___ SUPPLIED INFORMATION ___

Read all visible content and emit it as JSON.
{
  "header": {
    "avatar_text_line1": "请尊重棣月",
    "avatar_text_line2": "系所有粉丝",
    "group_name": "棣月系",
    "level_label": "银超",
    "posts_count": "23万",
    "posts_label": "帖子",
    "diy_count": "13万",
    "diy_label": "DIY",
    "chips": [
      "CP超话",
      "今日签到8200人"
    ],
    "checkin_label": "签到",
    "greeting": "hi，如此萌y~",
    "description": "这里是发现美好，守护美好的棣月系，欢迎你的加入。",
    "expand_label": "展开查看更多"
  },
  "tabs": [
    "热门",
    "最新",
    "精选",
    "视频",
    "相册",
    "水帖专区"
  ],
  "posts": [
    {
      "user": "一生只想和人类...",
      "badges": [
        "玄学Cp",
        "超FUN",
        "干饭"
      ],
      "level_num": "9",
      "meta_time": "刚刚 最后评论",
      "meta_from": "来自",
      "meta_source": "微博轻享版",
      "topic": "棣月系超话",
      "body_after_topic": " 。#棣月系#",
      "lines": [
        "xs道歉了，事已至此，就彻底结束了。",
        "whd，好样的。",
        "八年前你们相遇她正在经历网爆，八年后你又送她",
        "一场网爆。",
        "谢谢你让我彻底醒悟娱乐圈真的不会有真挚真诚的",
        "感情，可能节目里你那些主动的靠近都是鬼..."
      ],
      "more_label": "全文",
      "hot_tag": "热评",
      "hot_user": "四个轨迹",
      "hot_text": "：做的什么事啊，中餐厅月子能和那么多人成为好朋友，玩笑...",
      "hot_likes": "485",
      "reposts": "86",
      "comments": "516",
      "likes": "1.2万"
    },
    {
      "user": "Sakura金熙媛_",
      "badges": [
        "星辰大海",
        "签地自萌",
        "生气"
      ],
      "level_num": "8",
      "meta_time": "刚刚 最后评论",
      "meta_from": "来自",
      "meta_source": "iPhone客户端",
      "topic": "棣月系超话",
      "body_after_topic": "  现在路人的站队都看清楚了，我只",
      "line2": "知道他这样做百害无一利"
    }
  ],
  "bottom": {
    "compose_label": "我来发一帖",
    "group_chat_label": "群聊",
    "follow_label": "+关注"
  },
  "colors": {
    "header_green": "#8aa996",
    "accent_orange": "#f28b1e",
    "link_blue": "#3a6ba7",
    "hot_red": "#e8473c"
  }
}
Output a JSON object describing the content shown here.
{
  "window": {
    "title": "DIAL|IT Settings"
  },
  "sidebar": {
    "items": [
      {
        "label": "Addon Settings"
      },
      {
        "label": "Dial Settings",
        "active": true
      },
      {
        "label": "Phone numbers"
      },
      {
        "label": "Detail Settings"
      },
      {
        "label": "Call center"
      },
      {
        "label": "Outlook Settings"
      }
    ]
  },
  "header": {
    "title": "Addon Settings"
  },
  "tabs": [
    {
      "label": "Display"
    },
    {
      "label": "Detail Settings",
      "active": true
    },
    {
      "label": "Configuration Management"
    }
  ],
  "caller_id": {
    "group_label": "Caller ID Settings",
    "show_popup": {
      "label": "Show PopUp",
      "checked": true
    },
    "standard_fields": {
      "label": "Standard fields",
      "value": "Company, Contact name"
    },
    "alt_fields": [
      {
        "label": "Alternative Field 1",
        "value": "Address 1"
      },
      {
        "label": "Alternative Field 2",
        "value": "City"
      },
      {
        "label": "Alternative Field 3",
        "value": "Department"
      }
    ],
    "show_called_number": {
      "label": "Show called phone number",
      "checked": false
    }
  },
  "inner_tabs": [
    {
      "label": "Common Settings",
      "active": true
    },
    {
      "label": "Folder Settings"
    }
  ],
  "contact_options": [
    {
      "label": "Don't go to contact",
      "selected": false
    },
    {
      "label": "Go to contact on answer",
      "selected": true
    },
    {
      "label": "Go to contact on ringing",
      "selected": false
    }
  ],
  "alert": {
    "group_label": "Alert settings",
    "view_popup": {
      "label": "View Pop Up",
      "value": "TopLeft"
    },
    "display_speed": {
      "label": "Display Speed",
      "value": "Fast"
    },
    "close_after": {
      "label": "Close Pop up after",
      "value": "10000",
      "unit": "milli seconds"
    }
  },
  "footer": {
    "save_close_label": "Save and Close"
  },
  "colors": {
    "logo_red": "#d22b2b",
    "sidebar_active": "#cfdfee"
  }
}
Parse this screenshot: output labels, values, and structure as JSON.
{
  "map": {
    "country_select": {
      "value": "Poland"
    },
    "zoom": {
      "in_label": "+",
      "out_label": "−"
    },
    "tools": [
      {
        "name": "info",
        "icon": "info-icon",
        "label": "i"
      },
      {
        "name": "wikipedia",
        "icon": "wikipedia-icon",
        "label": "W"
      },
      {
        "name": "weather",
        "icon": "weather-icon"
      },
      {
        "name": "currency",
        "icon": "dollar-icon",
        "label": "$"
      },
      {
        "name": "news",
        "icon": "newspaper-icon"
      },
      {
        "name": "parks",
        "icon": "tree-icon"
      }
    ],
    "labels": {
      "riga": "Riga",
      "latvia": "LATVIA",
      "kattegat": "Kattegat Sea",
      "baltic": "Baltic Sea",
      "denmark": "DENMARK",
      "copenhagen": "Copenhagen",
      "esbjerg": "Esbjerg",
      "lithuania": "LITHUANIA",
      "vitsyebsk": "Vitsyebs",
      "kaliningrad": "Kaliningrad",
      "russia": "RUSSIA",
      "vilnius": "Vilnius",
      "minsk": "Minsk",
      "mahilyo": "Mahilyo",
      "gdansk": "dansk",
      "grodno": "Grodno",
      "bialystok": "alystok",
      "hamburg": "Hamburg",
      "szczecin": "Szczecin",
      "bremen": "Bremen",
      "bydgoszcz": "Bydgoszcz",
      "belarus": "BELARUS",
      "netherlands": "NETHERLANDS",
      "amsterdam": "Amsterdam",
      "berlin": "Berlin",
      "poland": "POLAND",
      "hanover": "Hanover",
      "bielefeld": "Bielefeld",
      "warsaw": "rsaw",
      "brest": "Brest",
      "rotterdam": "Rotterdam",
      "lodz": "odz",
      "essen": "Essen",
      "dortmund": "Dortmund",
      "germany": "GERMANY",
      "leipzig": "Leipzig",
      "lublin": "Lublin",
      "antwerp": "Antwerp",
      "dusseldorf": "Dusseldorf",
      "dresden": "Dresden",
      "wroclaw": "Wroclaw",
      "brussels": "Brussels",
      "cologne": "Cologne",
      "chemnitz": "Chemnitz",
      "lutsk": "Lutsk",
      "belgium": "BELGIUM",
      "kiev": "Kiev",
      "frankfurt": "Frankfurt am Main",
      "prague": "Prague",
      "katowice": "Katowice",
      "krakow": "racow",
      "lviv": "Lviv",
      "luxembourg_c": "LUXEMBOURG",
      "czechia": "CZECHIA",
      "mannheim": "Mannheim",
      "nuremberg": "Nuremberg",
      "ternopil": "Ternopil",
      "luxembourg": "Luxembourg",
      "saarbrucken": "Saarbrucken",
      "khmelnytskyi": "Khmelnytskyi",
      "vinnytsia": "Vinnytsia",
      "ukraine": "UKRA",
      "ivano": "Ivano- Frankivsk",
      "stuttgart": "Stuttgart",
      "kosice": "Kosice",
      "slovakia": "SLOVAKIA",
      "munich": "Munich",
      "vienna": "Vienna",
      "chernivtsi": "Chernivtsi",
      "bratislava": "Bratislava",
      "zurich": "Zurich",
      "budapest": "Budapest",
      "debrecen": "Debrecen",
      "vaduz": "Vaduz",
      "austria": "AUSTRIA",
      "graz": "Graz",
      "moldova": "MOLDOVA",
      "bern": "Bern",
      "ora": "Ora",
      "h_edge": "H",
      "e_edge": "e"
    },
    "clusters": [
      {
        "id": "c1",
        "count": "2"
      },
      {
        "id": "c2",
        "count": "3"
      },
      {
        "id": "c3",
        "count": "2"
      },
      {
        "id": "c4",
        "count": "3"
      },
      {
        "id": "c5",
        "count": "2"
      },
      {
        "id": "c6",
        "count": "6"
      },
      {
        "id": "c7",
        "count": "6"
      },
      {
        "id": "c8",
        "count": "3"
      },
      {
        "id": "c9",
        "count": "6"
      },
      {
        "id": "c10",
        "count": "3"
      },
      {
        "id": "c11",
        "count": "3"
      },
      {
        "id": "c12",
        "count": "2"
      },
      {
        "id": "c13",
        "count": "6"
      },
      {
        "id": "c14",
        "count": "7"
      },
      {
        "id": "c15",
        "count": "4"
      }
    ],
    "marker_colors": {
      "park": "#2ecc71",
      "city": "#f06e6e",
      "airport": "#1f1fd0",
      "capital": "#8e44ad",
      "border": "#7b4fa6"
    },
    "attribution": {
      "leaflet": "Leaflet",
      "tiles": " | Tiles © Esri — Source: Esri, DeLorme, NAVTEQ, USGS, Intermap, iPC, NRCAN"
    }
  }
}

___

WHAT YOU NEED TO DO: Copy out each line in the listing that has the word "Detail".

EXERCISE OUTPUT:
        "label": "Detail Settings"
      "label": "Detail Settings",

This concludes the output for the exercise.